_PROBLEM DESCRIPTION_
Would you return all of this data exactly, leaving nothing out?

* Start RECORDS SHOWN *

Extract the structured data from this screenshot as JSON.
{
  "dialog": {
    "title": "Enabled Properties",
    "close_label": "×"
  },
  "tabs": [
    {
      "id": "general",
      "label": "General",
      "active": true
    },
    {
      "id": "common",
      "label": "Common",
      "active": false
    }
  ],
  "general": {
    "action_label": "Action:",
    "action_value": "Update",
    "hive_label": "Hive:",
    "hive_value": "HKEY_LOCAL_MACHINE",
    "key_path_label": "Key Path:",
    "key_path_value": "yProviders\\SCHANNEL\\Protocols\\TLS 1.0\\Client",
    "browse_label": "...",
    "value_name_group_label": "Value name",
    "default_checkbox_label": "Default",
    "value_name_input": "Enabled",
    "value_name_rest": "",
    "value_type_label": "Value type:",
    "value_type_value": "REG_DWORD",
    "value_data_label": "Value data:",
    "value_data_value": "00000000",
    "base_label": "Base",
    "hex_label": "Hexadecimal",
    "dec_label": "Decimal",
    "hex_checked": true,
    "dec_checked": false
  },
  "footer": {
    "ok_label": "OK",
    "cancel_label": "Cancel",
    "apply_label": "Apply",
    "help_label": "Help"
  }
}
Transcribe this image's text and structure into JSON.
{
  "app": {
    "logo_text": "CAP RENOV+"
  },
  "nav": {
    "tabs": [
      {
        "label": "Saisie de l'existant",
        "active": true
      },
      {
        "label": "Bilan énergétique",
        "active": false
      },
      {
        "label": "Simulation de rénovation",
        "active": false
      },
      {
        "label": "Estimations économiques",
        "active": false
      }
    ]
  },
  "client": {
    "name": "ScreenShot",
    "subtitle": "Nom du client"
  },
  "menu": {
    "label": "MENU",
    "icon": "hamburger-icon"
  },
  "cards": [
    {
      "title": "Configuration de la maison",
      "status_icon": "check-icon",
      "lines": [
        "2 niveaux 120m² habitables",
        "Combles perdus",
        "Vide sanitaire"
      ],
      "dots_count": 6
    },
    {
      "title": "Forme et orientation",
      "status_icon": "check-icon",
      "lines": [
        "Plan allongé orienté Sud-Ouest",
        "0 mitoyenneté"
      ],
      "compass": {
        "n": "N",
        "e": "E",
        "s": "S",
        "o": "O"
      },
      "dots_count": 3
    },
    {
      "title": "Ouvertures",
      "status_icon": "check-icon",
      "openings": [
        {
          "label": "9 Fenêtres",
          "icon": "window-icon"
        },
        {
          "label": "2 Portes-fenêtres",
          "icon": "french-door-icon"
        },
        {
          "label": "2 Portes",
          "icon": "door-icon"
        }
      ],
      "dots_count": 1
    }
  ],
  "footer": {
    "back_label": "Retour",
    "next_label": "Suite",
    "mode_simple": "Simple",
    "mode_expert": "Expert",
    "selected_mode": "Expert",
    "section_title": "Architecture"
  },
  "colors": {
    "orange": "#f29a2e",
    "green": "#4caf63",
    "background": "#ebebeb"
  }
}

* End RECORDS SHOWN *

_FINAL RESULT_
Extract the structured data from this screenshot as JSON.
{
  "dialog": {
    "title": "Enabled Properties",
    "close_label": "×"
  },
  "tabs": [
    {
      "id": "general",
      "label": "General",
      "active": true
    },
    {
      "id": "common",
      "label": "Common",
      "active": false
    }
  ],
  "general": {
    "action_label": "Action:",
    "action_value": "Update",
    "hive_label": "Hive:",
    "hive_value": "HKEY_LOCAL_MACHINE",
    "key_path_label": "Key Path:",
    "key_path_value": "yProviders\\SCHANNEL\\Protocols\\TLS 1.0\\Client",
    "browse_label": "...",
    "value_name_group_label": "Value name",
    "default_checkbox_label": "Default",
    "value_name_input": "Enabled",
    "value_name_rest": "",
    "value_type_label": "Value type:",
    "value_type_value": "REG_DWORD",
    "value_data_label": "Value data:",
    "value_data_value": "00000000",
    "base_label": "Base",
    "hex_label": "Hexadecimal",
    "dec_label": "Decimal",
    "hex_checked": true,
    "dec_checked": false
  },
  "footer": {
    "ok_label": "OK",
    "cancel_label": "Cancel",
    "apply_label": "Apply",
    "help_label": "Help"
  }
}
Transcribe this image's text and structure into JSON.
{
  "app": {
    "logo_text": "CAP RENOV+"
  },
  "nav": {
    "tabs": [
      {
        "label": "Saisie de l'existant",
        "active": true
      },
      {
        "label": "Bilan énergétique",
        "active": false
      },
      {
        "label": "Simulation de rénovation",
        "active": false
      },
      {
        "label": "Estimations économiques",
        "active": false
      }
    ]
  },
  "client": {
    "name": "ScreenShot",
    "subtitle": "Nom du client"
  },
  "menu": {
    "label": "MENU",
    "icon": "hamburger-icon"
  },
  "cards": [
    {
      "title": "Configuration de la maison",
      "status_icon": "check-icon",
      "lines": [
        "2 niveaux 120m² habitables",
        "Combles perdus",
        "Vide sanitaire"
      ],
      "dots_count": 6
    },
    {
      "title": "Forme et orientation",
      "status_icon": "check-icon",
      "lines": [
        "Plan allongé orienté Sud-Ouest",
        "0 mitoyenneté"
      ],
      "compass": {
        "n": "N",
        "e": "E",
        "s": "S",
        "o": "O"
      },
      "dots_count": 3
    },
    {
      "title": "Ouvertures",
      "status_icon": "check-icon",
      "openings": [
        {
          "label": "9 Fenêtres",
          "icon": "window-icon"
        },
        {
          "label": "2 Portes-fenêtres",
          "icon": "french-door-icon"
        },
        {
          "label": "2 Portes",
          "icon": "door-icon"
        }
      ],
      "dots_count": 1
    }
  ],
  "footer": {
    "back_label": "Retour",
    "next_label": "Suite",
    "mode_simple": "Simple",
    "mode_expert": "Expert",
    "selected_mode": "Expert",
    "section_title": "Architecture"
  },
  "colors": {
    "orange": "#f29a2e",
    "green": "#4caf63",
    "background": "#ebebeb"
  }
}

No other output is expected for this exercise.